_Objective_
The data below is to be returned in full and exactly.

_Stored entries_

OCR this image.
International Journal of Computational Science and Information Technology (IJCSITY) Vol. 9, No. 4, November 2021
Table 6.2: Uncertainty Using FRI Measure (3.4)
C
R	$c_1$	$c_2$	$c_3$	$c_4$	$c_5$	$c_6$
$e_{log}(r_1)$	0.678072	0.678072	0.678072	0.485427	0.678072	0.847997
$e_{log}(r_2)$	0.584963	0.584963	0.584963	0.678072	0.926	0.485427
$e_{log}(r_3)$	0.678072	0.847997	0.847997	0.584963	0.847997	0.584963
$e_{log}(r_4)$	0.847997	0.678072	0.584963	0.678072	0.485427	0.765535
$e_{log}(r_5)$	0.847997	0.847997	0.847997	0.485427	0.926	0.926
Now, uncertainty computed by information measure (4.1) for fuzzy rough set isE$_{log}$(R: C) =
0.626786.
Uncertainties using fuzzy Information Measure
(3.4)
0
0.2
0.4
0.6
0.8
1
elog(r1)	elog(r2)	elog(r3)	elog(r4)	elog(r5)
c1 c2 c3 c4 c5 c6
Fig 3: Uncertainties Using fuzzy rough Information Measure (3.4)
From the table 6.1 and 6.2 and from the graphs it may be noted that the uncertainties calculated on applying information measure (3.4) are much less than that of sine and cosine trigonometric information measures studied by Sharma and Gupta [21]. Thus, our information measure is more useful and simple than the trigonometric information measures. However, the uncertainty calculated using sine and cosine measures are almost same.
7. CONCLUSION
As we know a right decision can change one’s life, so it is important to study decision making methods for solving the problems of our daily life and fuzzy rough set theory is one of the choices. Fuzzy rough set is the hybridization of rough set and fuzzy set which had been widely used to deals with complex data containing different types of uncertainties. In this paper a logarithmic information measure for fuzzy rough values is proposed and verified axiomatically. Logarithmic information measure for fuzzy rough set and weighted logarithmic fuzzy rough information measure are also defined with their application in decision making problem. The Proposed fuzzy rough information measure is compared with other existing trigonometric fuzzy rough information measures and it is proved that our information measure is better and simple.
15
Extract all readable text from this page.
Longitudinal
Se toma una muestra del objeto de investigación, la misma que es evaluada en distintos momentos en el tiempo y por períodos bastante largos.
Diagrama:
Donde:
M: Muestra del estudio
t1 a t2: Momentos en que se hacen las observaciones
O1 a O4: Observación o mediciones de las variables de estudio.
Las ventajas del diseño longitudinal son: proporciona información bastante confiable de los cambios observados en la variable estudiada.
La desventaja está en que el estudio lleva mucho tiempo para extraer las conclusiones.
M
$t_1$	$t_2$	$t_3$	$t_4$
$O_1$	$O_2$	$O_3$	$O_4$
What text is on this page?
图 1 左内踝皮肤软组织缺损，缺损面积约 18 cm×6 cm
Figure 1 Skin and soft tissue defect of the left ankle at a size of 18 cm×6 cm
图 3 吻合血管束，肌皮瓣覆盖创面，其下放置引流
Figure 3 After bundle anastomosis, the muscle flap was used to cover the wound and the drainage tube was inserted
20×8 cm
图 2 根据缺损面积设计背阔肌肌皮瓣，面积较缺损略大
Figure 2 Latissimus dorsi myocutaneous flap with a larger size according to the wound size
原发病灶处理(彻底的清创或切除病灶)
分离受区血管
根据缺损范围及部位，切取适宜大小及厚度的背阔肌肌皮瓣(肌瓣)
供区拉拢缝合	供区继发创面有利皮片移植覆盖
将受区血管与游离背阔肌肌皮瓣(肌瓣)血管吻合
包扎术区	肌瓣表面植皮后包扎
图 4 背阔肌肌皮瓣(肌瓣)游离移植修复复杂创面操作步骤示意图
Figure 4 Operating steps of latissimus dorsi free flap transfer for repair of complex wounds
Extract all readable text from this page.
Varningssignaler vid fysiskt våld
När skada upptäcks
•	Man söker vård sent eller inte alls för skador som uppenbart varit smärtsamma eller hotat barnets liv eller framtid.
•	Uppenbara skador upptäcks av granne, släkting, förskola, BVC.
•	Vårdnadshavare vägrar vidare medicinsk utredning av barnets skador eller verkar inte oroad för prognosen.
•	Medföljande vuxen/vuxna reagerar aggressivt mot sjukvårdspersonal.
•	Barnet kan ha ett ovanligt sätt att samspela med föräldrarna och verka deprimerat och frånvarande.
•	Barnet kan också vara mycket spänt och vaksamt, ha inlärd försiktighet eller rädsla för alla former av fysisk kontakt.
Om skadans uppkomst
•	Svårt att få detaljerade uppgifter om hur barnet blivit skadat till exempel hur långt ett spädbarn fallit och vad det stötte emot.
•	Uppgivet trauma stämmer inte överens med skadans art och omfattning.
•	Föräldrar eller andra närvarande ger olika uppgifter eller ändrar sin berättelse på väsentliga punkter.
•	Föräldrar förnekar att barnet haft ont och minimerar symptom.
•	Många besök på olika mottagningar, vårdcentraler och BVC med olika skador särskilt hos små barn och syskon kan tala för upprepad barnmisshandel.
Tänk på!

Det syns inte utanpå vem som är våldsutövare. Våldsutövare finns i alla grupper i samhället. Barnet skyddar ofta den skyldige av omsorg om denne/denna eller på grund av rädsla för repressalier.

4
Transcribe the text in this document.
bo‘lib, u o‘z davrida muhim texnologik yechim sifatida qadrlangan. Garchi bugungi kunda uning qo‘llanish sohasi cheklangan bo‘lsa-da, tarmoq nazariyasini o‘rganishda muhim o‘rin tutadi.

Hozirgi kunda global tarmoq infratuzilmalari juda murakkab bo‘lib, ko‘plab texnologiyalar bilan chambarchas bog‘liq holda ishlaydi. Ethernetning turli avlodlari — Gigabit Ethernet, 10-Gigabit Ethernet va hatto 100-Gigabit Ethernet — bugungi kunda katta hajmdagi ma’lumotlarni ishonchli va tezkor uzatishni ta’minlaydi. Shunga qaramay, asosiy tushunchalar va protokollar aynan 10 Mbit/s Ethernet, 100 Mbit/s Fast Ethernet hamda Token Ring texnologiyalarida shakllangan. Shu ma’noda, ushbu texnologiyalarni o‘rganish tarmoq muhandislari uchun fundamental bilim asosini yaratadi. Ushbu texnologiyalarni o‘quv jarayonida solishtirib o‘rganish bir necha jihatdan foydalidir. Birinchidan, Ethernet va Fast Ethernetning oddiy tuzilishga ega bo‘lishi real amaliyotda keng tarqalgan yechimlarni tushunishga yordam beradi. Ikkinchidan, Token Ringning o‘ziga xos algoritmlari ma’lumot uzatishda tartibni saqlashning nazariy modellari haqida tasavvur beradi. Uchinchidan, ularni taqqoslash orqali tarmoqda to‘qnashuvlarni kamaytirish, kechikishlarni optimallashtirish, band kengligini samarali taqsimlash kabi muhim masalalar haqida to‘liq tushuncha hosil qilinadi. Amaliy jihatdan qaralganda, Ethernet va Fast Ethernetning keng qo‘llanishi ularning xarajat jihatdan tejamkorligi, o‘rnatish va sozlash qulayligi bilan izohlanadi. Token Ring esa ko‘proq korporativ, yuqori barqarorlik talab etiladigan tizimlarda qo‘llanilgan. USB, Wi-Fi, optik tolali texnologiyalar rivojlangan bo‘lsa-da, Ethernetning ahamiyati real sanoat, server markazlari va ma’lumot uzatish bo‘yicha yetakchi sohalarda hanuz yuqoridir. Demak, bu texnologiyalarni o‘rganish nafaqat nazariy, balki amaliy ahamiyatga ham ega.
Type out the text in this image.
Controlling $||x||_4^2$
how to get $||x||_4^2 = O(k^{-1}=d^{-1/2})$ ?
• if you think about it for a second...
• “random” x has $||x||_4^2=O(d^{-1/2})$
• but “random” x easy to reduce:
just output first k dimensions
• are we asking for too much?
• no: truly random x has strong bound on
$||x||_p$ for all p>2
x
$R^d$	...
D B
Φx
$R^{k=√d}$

_Reply_
OCR this image.
International Journal of Computational Science and Information Technology (IJCSITY) Vol. 9, No. 4, November 2021
Table 6.2: Uncertainty Using FRI Measure (3.4)
C
R	$c_1$	$c_2$	$c_3$	$c_4$	$c_5$	$c_6$
$e_{log}(r_1)$	0.678072	0.678072	0.678072	0.485427	0.678072	0.847997
$e_{log}(r_2)$	0.584963	0.584963	0.584963	0.678072	0.926	0.485427
$e_{log}(r_3)$	0.678072	0.847997	0.847997	0.584963	0.847997	0.584963
$e_{log}(r_4)$	0.847997	0.678072	0.584963	0.678072	0.485427	0.765535
$e_{log}(r_5)$	0.847997	0.847997	0.847997	0.485427	0.926	0.926
Now, uncertainty computed by information measure (4.1) for fuzzy rough set isE$_{log}$(R: C) =
0.626786.
Uncertainties using fuzzy Information Measure
(3.4)
0
0.2
0.4
0.6
0.8
1
elog(r1)	elog(r2)	elog(r3)	elog(r4)	elog(r5)
c1 c2 c3 c4 c5 c6
Fig 3: Uncertainties Using fuzzy rough Information Measure (3.4)
From the table 6.1 and 6.2 and from the graphs it may be noted that the uncertainties calculated on applying information measure (3.4) are much less than that of sine and cosine trigonometric information measures studied by Sharma and Gupta [21]. Thus, our information measure is more useful and simple than the trigonometric information measures. However, the uncertainty calculated using sine and cosine measures are almost same.
7. CONCLUSION
As we know a right decision can change one’s life, so it is important to study decision making methods for solving the problems of our daily life and fuzzy rough set theory is one of the choices. Fuzzy rough set is the hybridization of rough set and fuzzy set which had been widely used to deals with complex data containing different types of uncertainties. In this paper a logarithmic information measure for fuzzy rough values is proposed and verified axiomatically. Logarithmic information measure for fuzzy rough set and weighted logarithmic fuzzy rough information measure are also defined with their application in decision making problem. The Proposed fuzzy rough information measure is compared with other existing trigonometric fuzzy rough information measures and it is proved that our information measure is better and simple.
15
Extract all readable text from this page.
Longitudinal
Se toma una muestra del objeto de investigación, la misma que es evaluada en distintos momentos en el tiempo y por períodos bastante largos.
Diagrama:
Donde:
M: Muestra del estudio
t1 a t2: Momentos en que se hacen las observaciones
O1 a O4: Observación o mediciones de las variables de estudio.
Las ventajas del diseño longitudinal son: proporciona información bastante confiable de los cambios observados en la variable estudiada.
La desventaja está en que el estudio lleva mucho tiempo para extraer las conclusiones.
M
$t_1$	$t_2$	$t_3$	$t_4$
$O_1$	$O_2$	$O_3$	$O_4$
What text is on this page?
图 1 左内踝皮肤软组织缺损，缺损面积约 18 cm×6 cm
Figure 1 Skin and soft tissue defect of the left ankle at a size of 18 cm×6 cm
图 3 吻合血管束，肌皮瓣覆盖创面，其下放置引流
Figure 3 After bundle anastomosis, the muscle flap was used to cover the wound and the drainage tube was inserted
20×8 cm
图 2 根据缺损面积设计背阔肌肌皮瓣，面积较缺损略大
Figure 2 Latissimus dorsi myocutaneous flap with a larger size according to the wound size
原发病灶处理(彻底的清创或切除病灶)
分离受区血管
根据缺损范围及部位，切取适宜大小及厚度的背阔肌肌皮瓣(肌瓣)
供区拉拢缝合	供区继发创面有利皮片移植覆盖
将受区血管与游离背阔肌肌皮瓣(肌瓣)血管吻合
包扎术区	肌瓣表面植皮后包扎
图 4 背阔肌肌皮瓣(肌瓣)游离移植修复复杂创面操作步骤示意图
Figure 4 Operating steps of latissimus dorsi free flap transfer for repair of complex wounds
Extract all readable text from this page.
Varningssignaler vid fysiskt våld
När skada upptäcks
•	Man söker vård sent eller inte alls för skador som uppenbart varit smärtsamma eller hotat barnets liv eller framtid.
•	Uppenbara skador upptäcks av granne, släkting, förskola, BVC.
•	Vårdnadshavare vägrar vidare medicinsk utredning av barnets skador eller verkar inte oroad för prognosen.
•	Medföljande vuxen/vuxna reagerar aggressivt mot sjukvårdspersonal.
•	Barnet kan ha ett ovanligt sätt att samspela med föräldrarna och verka deprimerat och frånvarande.
•	Barnet kan också vara mycket spänt och vaksamt, ha inlärd försiktighet eller rädsla för alla former av fysisk kontakt.
Om skadans uppkomst
•	Svårt att få detaljerade uppgifter om hur barnet blivit skadat till exempel hur långt ett spädbarn fallit och vad det stötte emot.
•	Uppgivet trauma stämmer inte överens med skadans art och omfattning.
•	Föräldrar eller andra närvarande ger olika uppgifter eller ändrar sin berättelse på väsentliga punkter.
•	Föräldrar förnekar att barnet haft ont och minimerar symptom.
•	Många besök på olika mottagningar, vårdcentraler och BVC med olika skador särskilt hos små barn och syskon kan tala för upprepad barnmisshandel.
Tänk på!

Det syns inte utanpå vem som är våldsutövare. Våldsutövare finns i alla grupper i samhället. Barnet skyddar ofta den skyldige av omsorg om denne/denna eller på grund av rädsla för repressalier.

4
Transcribe the text in this document.
bo‘lib, u o‘z davrida muhim texnologik yechim sifatida qadrlangan. Garchi bugungi kunda uning qo‘llanish sohasi cheklangan bo‘lsa-da, tarmoq nazariyasini o‘rganishda muhim o‘rin tutadi.

Hozirgi kunda global tarmoq infratuzilmalari juda murakkab bo‘lib, ko‘plab texnologiyalar bilan chambarchas bog‘liq holda ishlaydi. Ethernetning turli avlodlari — Gigabit Ethernet, 10-Gigabit Ethernet va hatto 100-Gigabit Ethernet — bugungi kunda katta hajmdagi ma’lumotlarni ishonchli va tezkor uzatishni ta’minlaydi. Shunga qaramay, asosiy tushunchalar va protokollar aynan 10 Mbit/s Ethernet, 100 Mbit/s Fast Ethernet hamda Token Ring texnologiyalarida shakllangan. Shu ma’noda, ushbu texnologiyalarni o‘rganish tarmoq muhandislari uchun fundamental bilim asosini yaratadi. Ushbu texnologiyalarni o‘quv jarayonida solishtirib o‘rganish bir necha jihatdan foydalidir. Birinchidan, Ethernet va Fast Ethernetning oddiy tuzilishga ega bo‘lishi real amaliyotda keng tarqalgan yechimlarni tushunishga yordam beradi. Ikkinchidan, Token Ringning o‘ziga xos algoritmlari ma’lumot uzatishda tartibni saqlashning nazariy modellari haqida tasavvur beradi. Uchinchidan, ularni taqqoslash orqali tarmoqda to‘qnashuvlarni kamaytirish, kechikishlarni optimallashtirish, band kengligini samarali taqsimlash kabi muhim masalalar haqida to‘liq tushuncha hosil qilinadi. Amaliy jihatdan qaralganda, Ethernet va Fast Ethernetning keng qo‘llanishi ularning xarajat jihatdan tejamkorligi, o‘rnatish va sozlash qulayligi bilan izohlanadi. Token Ring esa ko‘proq korporativ, yuqori barqarorlik talab etiladigan tizimlarda qo‘llanilgan. USB, Wi-Fi, optik tolali texnologiyalar rivojlangan bo‘lsa-da, Ethernetning ahamiyati real sanoat, server markazlari va ma’lumot uzatish bo‘yicha yetakchi sohalarda hanuz yuqoridir. Demak, bu texnologiyalarni o‘rganish nafaqat nazariy, balki amaliy ahamiyatga ham ega.
Type out the text in this image.
Controlling $||x||_4^2$
how to get $||x||_4^2 = O(k^{-1}=d^{-1/2})$ ?
• if you think about it for a second...
• “random” x has $||x||_4^2=O(d^{-1/2})$
• but “random” x easy to reduce:
just output first k dimensions
• are we asking for too much?
• no: truly random x has strong bound on
$||x||_p$ for all p>2
x
$R^d$	...
D B
Φx
$R^{k=√d}$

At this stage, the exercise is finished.